I am going to talk about a dichotomy that has been a useful mental model for me—Recognizing versus Generating. Recognizing tasks rely on your brain's ability to quickly notice patterns. Generating tasks rely on your brain's ability to put pieces together to form new ones.
Here’s an example of the two types of tasks:
A student is reading their textbook, studying for their math exam. They go over the proof in their book. "Does this step make sense?" they ask themselves. They make sure they can follow what's going on before moving to the next step.
This is a Recognizing task.
Now, consider a second student who has the same exam. After reading the textbook, the student closes the textbook and thinks back to the proof. "How did that proof go, again?" they ask themselves. Starting with a blank page, they derive each step. At each step, rather than just following along, they're asking themselves what they need to show next to get to the end of the proof.
This is a Generating task.
When people think about "studying for math", I think both the Recognizing and the Generating task can jump to mind as correct things to do. Yet, there is a specific type of effort lacking from the Recognizing approach. In particular, the Generating approach is going to help much more when the test asks for proofs from scratch.
Here, as in many other Recognizing vs Generating dichotomies, it can be easy to trick ourselves into thinking we're putting in more effort than we really are. "After all," the tempting thought goes, "both reading the textbook and writing proofs feel like they fit the definition 'studying', so why can't the easier one work?"
The issue is that we're conflating the two definitions.
Overall, this substitution is a clear-cut example of mixing up concept space and action space. We think that just because the tasks are conceptually similar, they must also have similar effects. Or, maybe we do know the difference but some part of us believes that we can do the easier Recognizing task, yet still reap the greater benefits of the Generating task. Either way, this intuition of being able to carry over similarities from other categorical domains is flawed.
This is why math can end up being a difficult subject for some people. It’s all too easy to fool yourself that you understand what's going on when you’re just following along with the textbook. Cover up the steps, though, and things get a lot harder if you try to solve it yourself.
In a similar vein, when you’re reading a book and the author says, “Now, obviously, we can conclude X,” this is a sign to pause. Stop. You should take a step back and examine what you actually think. If the author hadn’t presented you with the conclusion, could you have generated it with the pieces you already had?
See also group dynamics, where everyone is all too happy to offer their opinion when someone has an idea, but reluctant to submit their own. It's easier to critcize something that's already there, then to come up with something novel to present to others.

## Supplied information
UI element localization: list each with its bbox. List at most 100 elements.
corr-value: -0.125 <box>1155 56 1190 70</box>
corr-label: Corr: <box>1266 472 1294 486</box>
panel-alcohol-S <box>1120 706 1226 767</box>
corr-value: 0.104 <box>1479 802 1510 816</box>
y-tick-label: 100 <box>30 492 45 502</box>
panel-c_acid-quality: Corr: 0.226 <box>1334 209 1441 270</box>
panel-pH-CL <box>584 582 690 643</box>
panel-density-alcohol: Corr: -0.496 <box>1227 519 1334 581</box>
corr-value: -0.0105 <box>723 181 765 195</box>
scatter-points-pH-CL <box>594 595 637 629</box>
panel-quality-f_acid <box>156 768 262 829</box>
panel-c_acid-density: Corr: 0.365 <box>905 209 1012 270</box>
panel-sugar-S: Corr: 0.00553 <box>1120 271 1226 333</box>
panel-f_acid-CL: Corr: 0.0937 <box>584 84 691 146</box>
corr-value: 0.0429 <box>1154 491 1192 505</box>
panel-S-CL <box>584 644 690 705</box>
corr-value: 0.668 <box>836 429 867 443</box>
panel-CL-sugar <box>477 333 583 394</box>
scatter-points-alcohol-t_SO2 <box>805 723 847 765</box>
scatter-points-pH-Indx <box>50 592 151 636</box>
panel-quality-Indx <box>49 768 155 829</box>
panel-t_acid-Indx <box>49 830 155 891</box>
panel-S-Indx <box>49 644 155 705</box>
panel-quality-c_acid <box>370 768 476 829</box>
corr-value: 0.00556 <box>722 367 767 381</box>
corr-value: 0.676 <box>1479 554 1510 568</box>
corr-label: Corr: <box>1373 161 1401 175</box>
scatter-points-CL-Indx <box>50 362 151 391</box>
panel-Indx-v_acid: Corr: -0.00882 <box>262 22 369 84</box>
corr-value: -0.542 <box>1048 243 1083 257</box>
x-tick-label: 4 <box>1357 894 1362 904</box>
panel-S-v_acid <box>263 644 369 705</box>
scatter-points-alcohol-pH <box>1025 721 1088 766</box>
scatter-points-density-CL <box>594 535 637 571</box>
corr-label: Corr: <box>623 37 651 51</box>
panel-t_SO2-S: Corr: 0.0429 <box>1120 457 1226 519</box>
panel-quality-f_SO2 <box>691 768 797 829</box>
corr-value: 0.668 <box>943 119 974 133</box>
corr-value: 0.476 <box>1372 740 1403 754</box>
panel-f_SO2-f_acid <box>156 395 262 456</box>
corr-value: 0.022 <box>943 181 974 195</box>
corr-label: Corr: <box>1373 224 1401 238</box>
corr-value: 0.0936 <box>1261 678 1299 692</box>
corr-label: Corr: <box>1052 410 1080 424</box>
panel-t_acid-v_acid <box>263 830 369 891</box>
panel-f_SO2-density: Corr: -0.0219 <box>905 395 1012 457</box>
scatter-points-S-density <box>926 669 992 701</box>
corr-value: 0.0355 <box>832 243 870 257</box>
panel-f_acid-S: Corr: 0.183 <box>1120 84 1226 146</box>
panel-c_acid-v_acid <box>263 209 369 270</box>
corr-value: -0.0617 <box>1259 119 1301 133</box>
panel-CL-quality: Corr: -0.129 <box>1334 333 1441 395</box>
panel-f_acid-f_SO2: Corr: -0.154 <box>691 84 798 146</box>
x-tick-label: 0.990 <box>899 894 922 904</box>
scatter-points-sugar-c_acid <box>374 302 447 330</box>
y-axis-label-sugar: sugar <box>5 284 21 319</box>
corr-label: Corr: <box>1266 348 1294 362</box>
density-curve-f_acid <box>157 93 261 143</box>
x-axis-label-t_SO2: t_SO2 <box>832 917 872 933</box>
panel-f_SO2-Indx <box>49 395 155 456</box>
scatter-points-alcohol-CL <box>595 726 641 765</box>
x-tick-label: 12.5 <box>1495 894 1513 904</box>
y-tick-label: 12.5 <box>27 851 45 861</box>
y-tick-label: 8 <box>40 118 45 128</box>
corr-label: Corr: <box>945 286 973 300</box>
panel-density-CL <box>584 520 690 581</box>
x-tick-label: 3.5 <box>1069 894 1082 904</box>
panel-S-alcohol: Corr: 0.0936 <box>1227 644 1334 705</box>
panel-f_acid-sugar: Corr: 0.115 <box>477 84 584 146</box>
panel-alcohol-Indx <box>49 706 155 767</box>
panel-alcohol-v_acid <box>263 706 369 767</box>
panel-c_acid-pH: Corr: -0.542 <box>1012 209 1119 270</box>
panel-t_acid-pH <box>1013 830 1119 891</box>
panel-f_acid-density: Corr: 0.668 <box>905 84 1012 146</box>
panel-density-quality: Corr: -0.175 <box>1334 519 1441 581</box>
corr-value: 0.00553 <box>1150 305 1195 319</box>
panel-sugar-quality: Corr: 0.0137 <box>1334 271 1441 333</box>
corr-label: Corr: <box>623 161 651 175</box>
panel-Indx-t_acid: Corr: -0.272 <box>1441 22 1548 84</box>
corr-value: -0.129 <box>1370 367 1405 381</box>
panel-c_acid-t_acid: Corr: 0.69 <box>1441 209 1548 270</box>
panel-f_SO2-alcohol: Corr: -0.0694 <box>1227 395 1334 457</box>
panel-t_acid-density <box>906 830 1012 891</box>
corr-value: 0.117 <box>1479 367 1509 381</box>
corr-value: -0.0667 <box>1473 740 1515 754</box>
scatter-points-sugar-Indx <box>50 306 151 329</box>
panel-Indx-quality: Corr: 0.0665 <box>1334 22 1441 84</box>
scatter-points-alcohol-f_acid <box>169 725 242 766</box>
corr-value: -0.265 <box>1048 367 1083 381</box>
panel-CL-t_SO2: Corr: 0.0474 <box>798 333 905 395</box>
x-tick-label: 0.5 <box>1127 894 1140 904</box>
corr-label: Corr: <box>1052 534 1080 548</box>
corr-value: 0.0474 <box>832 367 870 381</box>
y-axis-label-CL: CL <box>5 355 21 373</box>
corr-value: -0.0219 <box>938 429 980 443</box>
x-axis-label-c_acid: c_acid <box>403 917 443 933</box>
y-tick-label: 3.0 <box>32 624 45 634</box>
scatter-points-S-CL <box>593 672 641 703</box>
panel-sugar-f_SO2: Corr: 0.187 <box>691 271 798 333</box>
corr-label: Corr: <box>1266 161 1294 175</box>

## Problems and tasks
A: Which questions appear inside quotation marks in the text on Recognizing versus Generating? List all of them.
B: In the text on Recognizing versus Generating, when does the Generating approach help much more?

## Answers by task
A:
- "Does this step make sense?"
- "How did that proof go, again?"
- "After all, both reading the textbook and writing proofs feel like they fit the definition 'studying', so why can't the easier one work?"

B: It helps much more when the test asks for proofs from scratch.